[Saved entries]
Begin

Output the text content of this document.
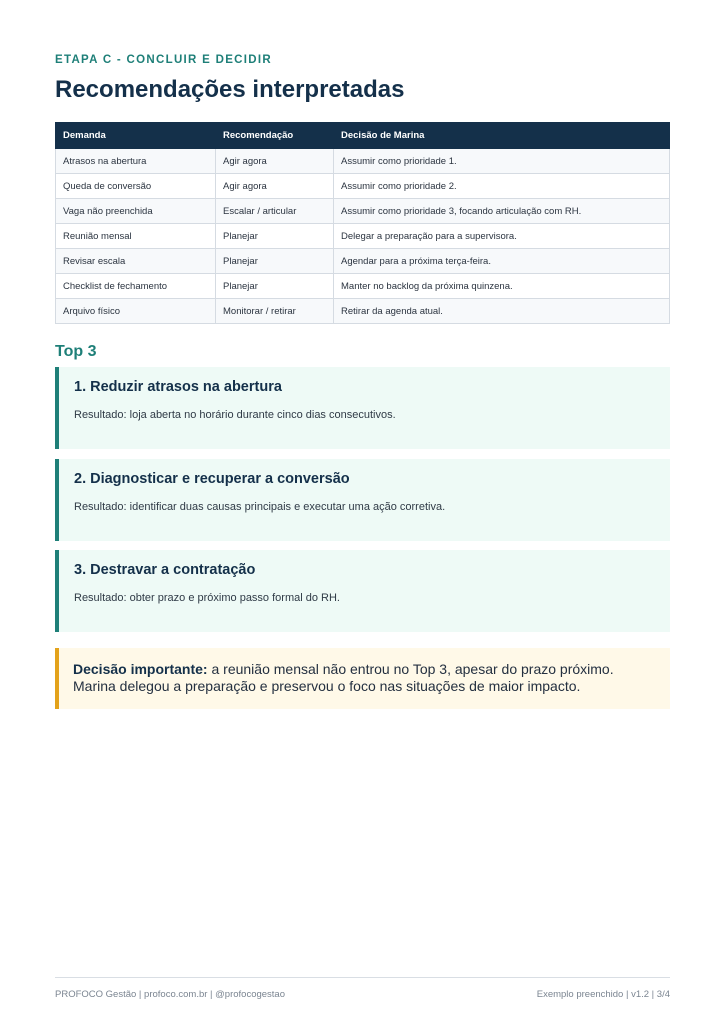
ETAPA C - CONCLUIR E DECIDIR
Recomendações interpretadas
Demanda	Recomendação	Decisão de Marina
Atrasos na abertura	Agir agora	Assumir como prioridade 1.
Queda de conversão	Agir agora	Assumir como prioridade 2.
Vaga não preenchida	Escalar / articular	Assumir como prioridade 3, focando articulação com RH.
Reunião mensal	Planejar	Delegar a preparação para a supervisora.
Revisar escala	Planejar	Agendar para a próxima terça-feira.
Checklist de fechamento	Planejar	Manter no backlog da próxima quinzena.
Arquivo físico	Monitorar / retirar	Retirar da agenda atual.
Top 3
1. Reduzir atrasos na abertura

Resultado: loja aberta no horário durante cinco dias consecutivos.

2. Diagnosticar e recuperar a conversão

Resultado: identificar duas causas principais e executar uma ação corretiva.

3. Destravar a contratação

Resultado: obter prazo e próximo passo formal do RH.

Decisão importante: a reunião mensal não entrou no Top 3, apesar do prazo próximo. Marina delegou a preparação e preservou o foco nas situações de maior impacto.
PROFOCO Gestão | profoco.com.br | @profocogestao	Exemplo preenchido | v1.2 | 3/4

End

**Task objective**:
Which lines contain the word "Decisão"? Copy each of them.

**Completed exercise**:
Demanda	Recomendação	Decisão de Marina
Decisão importante: a reunião mensal não entrou no Top 3, apesar do prazo próximo. Marina delegou a preparação e preservou o foco nas situações de maior impacto.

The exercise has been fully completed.